**WHAT TO WORK ON:** Copy every line of the records below where the word "slash" occurs.

:: DATA LISTING ::

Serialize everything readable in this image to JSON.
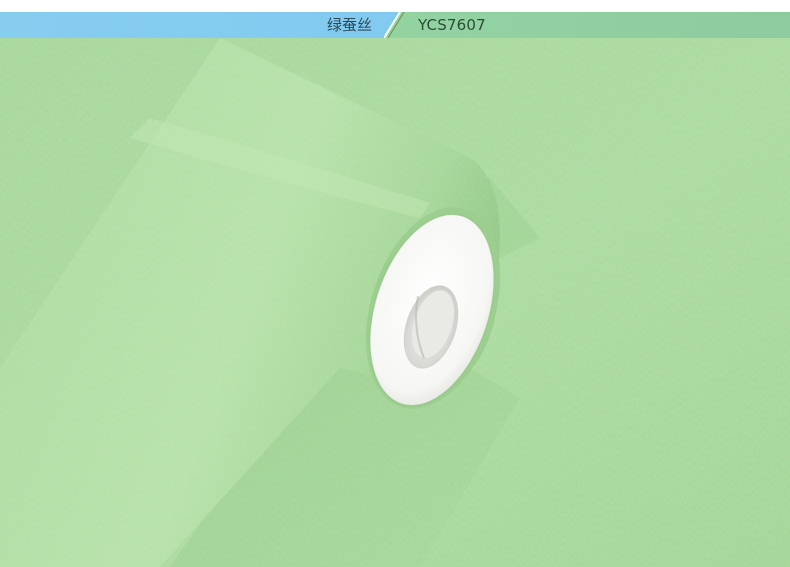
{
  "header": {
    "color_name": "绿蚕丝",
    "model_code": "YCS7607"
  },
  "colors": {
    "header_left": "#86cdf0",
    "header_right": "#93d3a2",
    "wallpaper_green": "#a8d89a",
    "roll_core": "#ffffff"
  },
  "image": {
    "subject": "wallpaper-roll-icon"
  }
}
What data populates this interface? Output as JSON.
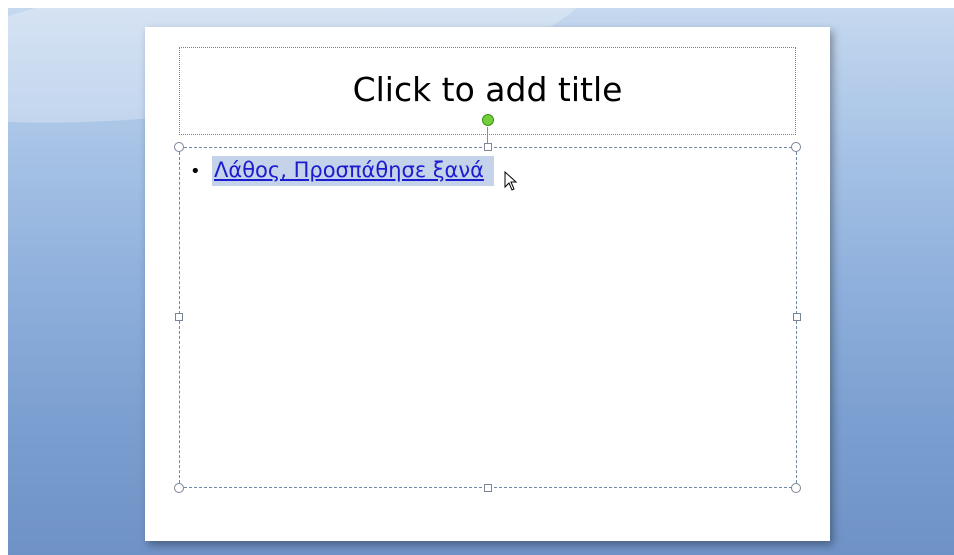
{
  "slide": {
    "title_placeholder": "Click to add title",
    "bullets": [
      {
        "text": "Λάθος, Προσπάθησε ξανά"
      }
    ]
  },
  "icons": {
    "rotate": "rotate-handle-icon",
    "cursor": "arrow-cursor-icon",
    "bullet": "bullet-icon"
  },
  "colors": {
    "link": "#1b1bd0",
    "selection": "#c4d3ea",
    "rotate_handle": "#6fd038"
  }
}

:::
:: DATA LISTING ::

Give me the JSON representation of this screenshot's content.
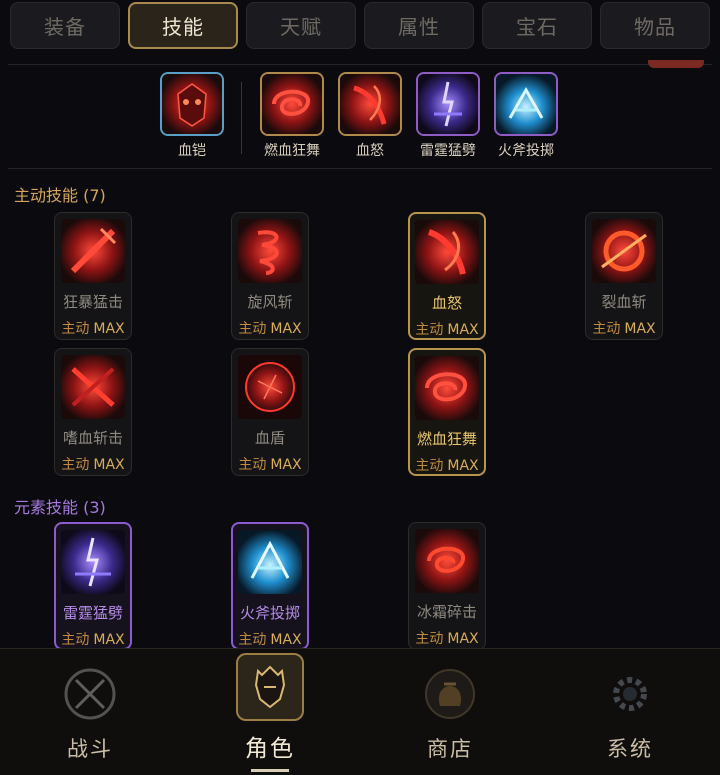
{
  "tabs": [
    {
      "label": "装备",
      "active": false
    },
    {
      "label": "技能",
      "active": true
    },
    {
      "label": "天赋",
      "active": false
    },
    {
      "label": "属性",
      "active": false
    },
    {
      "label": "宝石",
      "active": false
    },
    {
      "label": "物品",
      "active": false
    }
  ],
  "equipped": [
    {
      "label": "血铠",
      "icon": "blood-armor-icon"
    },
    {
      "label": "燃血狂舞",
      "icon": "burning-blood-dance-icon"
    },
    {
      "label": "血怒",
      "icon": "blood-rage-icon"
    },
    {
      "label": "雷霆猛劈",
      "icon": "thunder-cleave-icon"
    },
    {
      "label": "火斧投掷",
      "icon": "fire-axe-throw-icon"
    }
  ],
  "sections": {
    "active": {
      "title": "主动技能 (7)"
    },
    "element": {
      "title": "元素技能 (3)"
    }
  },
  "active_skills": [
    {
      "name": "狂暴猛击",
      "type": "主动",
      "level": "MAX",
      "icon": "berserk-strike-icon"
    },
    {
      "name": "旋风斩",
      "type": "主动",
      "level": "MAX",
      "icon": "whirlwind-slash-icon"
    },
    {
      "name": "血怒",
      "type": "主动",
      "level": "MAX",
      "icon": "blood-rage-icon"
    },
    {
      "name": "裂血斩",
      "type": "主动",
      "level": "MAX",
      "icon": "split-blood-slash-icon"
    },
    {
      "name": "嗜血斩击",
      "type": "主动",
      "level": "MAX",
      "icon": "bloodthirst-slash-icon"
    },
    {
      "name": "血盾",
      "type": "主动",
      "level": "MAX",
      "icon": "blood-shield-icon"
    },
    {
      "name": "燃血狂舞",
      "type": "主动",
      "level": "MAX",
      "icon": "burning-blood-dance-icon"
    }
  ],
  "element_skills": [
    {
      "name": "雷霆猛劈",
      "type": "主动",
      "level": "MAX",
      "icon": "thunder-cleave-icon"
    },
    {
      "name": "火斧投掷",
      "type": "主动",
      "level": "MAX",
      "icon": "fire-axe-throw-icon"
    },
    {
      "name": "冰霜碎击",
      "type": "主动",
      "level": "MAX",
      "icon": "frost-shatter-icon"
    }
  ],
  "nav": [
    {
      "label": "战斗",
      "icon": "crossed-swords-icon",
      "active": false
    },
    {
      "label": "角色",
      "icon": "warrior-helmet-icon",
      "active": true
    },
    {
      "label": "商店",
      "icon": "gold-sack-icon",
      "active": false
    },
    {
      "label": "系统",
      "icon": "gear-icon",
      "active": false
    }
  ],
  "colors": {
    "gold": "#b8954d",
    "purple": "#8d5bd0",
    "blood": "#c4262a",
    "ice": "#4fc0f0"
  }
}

:::
:: DATA LISTING ::

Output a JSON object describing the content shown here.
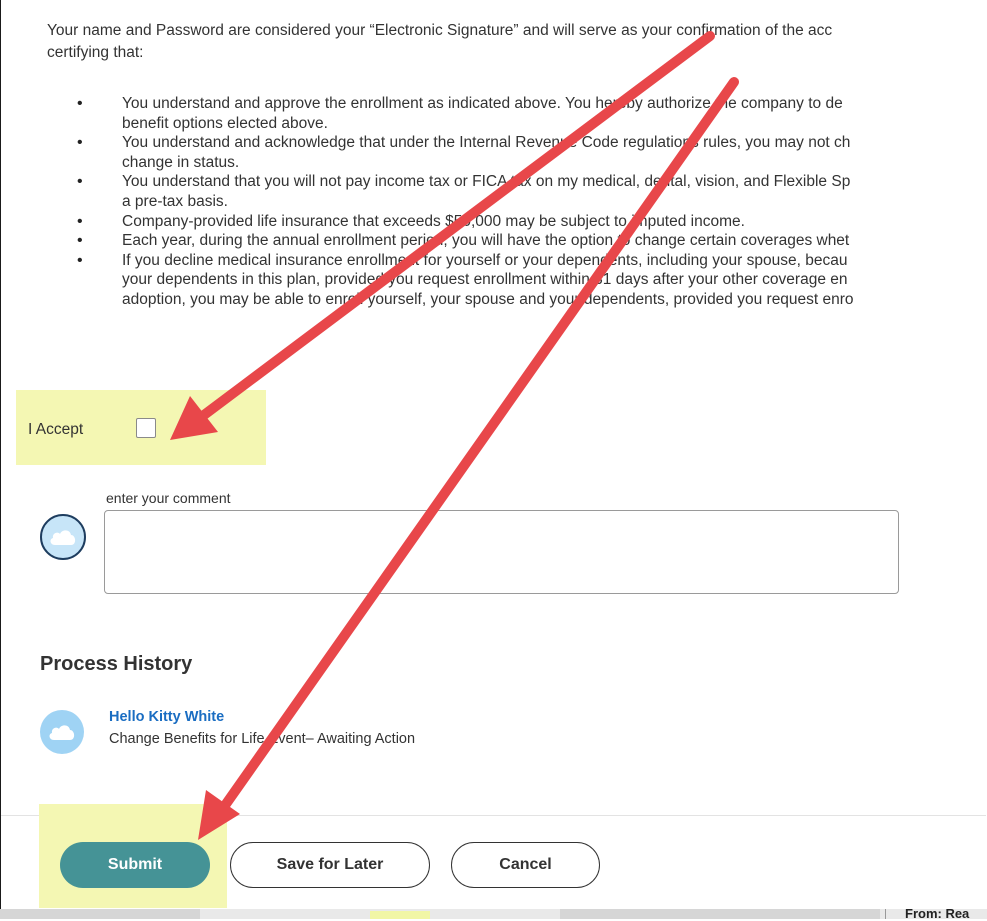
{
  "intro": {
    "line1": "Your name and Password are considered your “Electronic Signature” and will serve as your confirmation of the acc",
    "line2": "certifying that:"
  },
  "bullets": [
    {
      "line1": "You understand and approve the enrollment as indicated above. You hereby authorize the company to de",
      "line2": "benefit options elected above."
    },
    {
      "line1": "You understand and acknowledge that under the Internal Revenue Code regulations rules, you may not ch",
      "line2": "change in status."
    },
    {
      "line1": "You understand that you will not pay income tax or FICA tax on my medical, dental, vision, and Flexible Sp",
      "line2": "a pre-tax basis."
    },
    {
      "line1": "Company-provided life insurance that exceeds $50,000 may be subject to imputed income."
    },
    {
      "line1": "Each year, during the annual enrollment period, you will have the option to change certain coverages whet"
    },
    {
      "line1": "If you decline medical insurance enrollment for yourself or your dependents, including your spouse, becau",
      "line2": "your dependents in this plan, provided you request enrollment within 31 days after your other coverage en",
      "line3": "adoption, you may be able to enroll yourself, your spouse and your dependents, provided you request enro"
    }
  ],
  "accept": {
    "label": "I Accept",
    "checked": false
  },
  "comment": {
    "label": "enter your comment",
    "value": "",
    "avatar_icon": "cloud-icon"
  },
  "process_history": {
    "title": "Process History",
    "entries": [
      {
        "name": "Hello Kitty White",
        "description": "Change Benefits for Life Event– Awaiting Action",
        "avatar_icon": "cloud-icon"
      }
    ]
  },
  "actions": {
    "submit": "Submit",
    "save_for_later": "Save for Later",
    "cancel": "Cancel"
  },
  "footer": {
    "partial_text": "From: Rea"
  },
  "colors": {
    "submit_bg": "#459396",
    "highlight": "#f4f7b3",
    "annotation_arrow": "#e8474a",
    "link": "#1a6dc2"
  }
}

:::

**ANSWER IN FULL:**
      "icon": "whirlwind-slash-icon"
      "icon": "split-blood-slash-icon"
      "icon": "bloodthirst-slash-icon"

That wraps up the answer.